Task objective
Return every line of the listing below verbatim, with nothing altered.
========
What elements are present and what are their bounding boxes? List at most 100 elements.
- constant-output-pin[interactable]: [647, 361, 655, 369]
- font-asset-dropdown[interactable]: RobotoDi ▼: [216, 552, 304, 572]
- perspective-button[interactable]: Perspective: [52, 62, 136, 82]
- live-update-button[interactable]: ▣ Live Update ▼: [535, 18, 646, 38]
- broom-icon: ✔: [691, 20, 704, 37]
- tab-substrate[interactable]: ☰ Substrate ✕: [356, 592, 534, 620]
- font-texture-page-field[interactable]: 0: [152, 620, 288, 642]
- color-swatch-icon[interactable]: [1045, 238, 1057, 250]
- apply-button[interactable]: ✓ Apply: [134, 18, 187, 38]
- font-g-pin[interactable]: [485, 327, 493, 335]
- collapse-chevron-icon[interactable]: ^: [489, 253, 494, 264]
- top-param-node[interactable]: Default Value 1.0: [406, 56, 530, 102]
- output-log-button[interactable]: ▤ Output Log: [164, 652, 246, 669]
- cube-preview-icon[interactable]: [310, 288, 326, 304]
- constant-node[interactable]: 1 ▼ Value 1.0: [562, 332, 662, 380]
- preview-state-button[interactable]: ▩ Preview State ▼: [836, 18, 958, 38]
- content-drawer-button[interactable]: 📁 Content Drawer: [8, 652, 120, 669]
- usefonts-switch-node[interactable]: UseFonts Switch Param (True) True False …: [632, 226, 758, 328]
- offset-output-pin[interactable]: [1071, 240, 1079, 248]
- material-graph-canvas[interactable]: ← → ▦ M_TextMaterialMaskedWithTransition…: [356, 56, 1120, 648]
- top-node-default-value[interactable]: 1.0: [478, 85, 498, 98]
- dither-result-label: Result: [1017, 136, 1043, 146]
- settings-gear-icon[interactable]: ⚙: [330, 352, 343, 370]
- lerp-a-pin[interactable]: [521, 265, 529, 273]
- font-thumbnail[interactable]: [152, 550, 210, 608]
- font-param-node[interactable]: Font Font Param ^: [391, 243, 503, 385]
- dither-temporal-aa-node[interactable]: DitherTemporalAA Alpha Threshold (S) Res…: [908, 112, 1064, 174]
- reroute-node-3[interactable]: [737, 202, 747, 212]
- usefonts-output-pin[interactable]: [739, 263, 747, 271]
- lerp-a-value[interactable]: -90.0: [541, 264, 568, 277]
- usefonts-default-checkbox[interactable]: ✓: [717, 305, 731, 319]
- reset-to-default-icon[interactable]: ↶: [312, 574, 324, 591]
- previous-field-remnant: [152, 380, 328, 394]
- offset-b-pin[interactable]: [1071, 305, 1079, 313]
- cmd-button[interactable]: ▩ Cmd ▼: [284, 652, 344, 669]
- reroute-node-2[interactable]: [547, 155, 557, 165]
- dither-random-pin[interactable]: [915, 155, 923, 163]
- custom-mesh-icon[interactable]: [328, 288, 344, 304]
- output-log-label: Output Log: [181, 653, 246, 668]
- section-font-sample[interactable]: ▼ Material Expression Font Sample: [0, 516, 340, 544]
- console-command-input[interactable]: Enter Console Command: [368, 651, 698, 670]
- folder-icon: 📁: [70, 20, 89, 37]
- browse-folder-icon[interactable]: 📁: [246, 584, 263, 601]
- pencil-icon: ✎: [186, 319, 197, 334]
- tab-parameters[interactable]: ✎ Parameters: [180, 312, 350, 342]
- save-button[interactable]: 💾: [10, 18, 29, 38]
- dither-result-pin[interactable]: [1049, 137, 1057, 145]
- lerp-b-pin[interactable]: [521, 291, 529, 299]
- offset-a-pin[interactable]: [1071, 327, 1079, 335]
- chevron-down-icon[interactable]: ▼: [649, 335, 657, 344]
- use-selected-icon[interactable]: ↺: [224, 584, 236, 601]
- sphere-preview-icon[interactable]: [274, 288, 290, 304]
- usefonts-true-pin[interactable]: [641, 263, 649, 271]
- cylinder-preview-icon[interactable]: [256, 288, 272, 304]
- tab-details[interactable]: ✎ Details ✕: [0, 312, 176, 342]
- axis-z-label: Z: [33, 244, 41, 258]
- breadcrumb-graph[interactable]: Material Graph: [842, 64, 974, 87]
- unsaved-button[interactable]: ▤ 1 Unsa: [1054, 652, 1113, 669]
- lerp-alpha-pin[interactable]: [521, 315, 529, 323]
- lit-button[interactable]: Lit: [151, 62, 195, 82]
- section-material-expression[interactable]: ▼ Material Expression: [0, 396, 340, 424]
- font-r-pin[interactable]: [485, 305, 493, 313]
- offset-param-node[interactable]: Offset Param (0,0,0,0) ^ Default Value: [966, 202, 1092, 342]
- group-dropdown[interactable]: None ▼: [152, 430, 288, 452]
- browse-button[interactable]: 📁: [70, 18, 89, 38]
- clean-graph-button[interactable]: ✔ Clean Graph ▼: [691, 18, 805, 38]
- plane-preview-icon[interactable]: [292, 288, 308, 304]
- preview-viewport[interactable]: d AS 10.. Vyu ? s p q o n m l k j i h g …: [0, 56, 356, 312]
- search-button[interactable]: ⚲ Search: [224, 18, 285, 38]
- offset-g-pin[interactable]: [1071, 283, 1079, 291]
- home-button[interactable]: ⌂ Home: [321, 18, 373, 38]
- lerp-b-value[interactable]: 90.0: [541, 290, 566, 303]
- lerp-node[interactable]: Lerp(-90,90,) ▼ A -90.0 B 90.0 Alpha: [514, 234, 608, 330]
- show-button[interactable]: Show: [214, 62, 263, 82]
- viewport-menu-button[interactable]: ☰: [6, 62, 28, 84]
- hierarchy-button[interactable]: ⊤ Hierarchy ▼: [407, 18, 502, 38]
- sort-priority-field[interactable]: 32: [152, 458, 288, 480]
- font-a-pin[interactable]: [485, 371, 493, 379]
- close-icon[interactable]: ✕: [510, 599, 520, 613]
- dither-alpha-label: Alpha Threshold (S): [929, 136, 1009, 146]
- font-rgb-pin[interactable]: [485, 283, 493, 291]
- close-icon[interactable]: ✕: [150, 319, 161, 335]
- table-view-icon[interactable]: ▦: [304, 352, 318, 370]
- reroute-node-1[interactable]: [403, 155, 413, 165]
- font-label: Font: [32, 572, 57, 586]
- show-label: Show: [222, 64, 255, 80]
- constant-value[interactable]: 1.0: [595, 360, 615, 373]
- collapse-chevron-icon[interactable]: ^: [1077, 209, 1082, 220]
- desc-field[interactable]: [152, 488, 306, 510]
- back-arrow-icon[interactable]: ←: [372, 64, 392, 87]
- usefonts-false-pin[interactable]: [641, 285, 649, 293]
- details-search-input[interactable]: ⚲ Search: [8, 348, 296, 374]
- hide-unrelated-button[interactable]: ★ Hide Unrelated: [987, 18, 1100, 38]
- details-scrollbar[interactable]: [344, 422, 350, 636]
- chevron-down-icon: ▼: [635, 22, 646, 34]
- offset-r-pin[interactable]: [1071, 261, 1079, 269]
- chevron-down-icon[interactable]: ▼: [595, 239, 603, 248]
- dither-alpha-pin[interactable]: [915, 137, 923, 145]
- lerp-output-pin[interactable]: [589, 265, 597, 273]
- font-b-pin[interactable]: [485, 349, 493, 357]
========
Exercise response
What elements are present and what are their bounding boxes? List at most 100 elements.
- constant-output-pin[interactable]: [647, 361, 655, 369]
- font-asset-dropdown[interactable]: RobotoDi ▼: [216, 552, 304, 572]
- perspective-button[interactable]: Perspective: [52, 62, 136, 82]
- live-update-button[interactable]: ▣ Live Update ▼: [535, 18, 646, 38]
- broom-icon: ✔: [691, 20, 704, 37]
- tab-substrate[interactable]: ☰ Substrate ✕: [356, 592, 534, 620]
- font-texture-page-field[interactable]: 0: [152, 620, 288, 642]
- color-swatch-icon[interactable]: [1045, 238, 1057, 250]
- apply-button[interactable]: ✓ Apply: [134, 18, 187, 38]
- font-g-pin[interactable]: [485, 327, 493, 335]
- collapse-chevron-icon[interactable]: ^: [489, 253, 494, 264]
- top-param-node[interactable]: Default Value 1.0: [406, 56, 530, 102]
- output-log-button[interactable]: ▤ Output Log: [164, 652, 246, 669]
- cube-preview-icon[interactable]: [310, 288, 326, 304]
- constant-node[interactable]: 1 ▼ Value 1.0: [562, 332, 662, 380]
- preview-state-button[interactable]: ▩ Preview State ▼: [836, 18, 958, 38]
- content-drawer-button[interactable]: 📁 Content Drawer: [8, 652, 120, 669]
- usefonts-switch-node[interactable]: UseFonts Switch Param (True) True False …: [632, 226, 758, 328]
- offset-output-pin[interactable]: [1071, 240, 1079, 248]
- material-graph-canvas[interactable]: ← → ▦ M_TextMaterialMaskedWithTransition…: [356, 56, 1120, 648]
- top-node-default-value[interactable]: 1.0: [478, 85, 498, 98]
- dither-result-label: Result: [1017, 136, 1043, 146]
- settings-gear-icon[interactable]: ⚙: [330, 352, 343, 370]
- lerp-a-pin[interactable]: [521, 265, 529, 273]
- font-thumbnail[interactable]: [152, 550, 210, 608]
- font-param-node[interactable]: Font Font Param ^: [391, 243, 503, 385]
- dither-temporal-aa-node[interactable]: DitherTemporalAA Alpha Threshold (S) Res…: [908, 112, 1064, 174]
- reroute-node-3[interactable]: [737, 202, 747, 212]
- usefonts-output-pin[interactable]: [739, 263, 747, 271]
- lerp-a-value[interactable]: -90.0: [541, 264, 568, 277]
- usefonts-default-checkbox[interactable]: ✓: [717, 305, 731, 319]
- reset-to-default-icon[interactable]: ↶: [312, 574, 324, 591]
- previous-field-remnant: [152, 380, 328, 394]
- offset-b-pin[interactable]: [1071, 305, 1079, 313]
- cmd-button[interactable]: ▩ Cmd ▼: [284, 652, 344, 669]
- reroute-node-2[interactable]: [547, 155, 557, 165]
- dither-random-pin[interactable]: [915, 155, 923, 163]
- custom-mesh-icon[interactable]: [328, 288, 344, 304]
- output-log-label: Output Log: [181, 653, 246, 668]
- section-font-sample[interactable]: ▼ Material Expression Font Sample: [0, 516, 340, 544]
- console-command-input[interactable]: Enter Console Command: [368, 651, 698, 670]
- folder-icon: 📁: [70, 20, 89, 37]
- browse-folder-icon[interactable]: 📁: [246, 584, 263, 601]
- pencil-icon: ✎: [186, 319, 197, 334]
- tab-parameters[interactable]: ✎ Parameters: [180, 312, 350, 342]
- save-button[interactable]: 💾: [10, 18, 29, 38]
- dither-result-pin[interactable]: [1049, 137, 1057, 145]
- lerp-b-pin[interactable]: [521, 291, 529, 299]
- offset-a-pin[interactable]: [1071, 327, 1079, 335]
- chevron-down-icon[interactable]: ▼: [649, 335, 657, 344]
- use-selected-icon[interactable]: ↺: [224, 584, 236, 601]
- sphere-preview-icon[interactable]: [274, 288, 290, 304]
- usefonts-true-pin[interactable]: [641, 263, 649, 271]
- cylinder-preview-icon[interactable]: [256, 288, 272, 304]
- tab-details[interactable]: ✎ Details ✕: [0, 312, 176, 342]
- axis-z-label: Z: [33, 244, 41, 258]
- breadcrumb-graph[interactable]: Material Graph: [842, 64, 974, 87]
- unsaved-button[interactable]: ▤ 1 Unsa: [1054, 652, 1113, 669]
- lerp-alpha-pin[interactable]: [521, 315, 529, 323]
- lit-button[interactable]: Lit: [151, 62, 195, 82]
- section-material-expression[interactable]: ▼ Material Expression: [0, 396, 340, 424]
- font-r-pin[interactable]: [485, 305, 493, 313]
- offset-param-node[interactable]: Offset Param (0,0,0,0) ^ Default Value: [966, 202, 1092, 342]
- group-dropdown[interactable]: None ▼: [152, 430, 288, 452]
- browse-button[interactable]: 📁: [70, 18, 89, 38]
- clean-graph-button[interactable]: ✔ Clean Graph ▼: [691, 18, 805, 38]
- plane-preview-icon[interactable]: [292, 288, 308, 304]
- preview-viewport[interactable]: d AS 10.. Vyu ? s p q o n m l k j i h g …: [0, 56, 356, 312]
- search-button[interactable]: ⚲ Search: [224, 18, 285, 38]
- offset-g-pin[interactable]: [1071, 283, 1079, 291]
- home-button[interactable]: ⌂ Home: [321, 18, 373, 38]
- lerp-b-value[interactable]: 90.0: [541, 290, 566, 303]
- lerp-node[interactable]: Lerp(-90,90,) ▼ A -90.0 B 90.0 Alpha: [514, 234, 608, 330]
- show-button[interactable]: Show: [214, 62, 263, 82]
- viewport-menu-button[interactable]: ☰: [6, 62, 28, 84]
- hierarchy-button[interactable]: ⊤ Hierarchy ▼: [407, 18, 502, 38]
- sort-priority-field[interactable]: 32: [152, 458, 288, 480]
- font-a-pin[interactable]: [485, 371, 493, 379]
- close-icon[interactable]: ✕: [510, 599, 520, 613]
- dither-alpha-label: Alpha Threshold (S): [929, 136, 1009, 146]
- font-rgb-pin[interactable]: [485, 283, 493, 291]
- close-icon[interactable]: ✕: [150, 319, 161, 335]
- table-view-icon[interactable]: ▦: [304, 352, 318, 370]
- reroute-node-1[interactable]: [403, 155, 413, 165]
- font-label: Font: [32, 572, 57, 586]
- show-label: Show: [222, 64, 255, 80]
- constant-value[interactable]: 1.0: [595, 360, 615, 373]
- collapse-chevron-icon[interactable]: ^: [1077, 209, 1082, 220]
- desc-field[interactable]: [152, 488, 306, 510]
- back-arrow-icon[interactable]: ←: [372, 64, 392, 87]
- usefonts-false-pin[interactable]: [641, 285, 649, 293]
- details-search-input[interactable]: ⚲ Search: [8, 348, 296, 374]
- hide-unrelated-button[interactable]: ★ Hide Unrelated: [987, 18, 1100, 38]
- details-scrollbar[interactable]: [344, 422, 350, 636]
- chevron-down-icon: ▼: [635, 22, 646, 34]
- offset-r-pin[interactable]: [1071, 261, 1079, 269]
- chevron-down-icon[interactable]: ▼: [595, 239, 603, 248]
- dither-alpha-pin[interactable]: [915, 137, 923, 145]
- lerp-output-pin[interactable]: [589, 265, 597, 273]
- font-b-pin[interactable]: [485, 349, 493, 357]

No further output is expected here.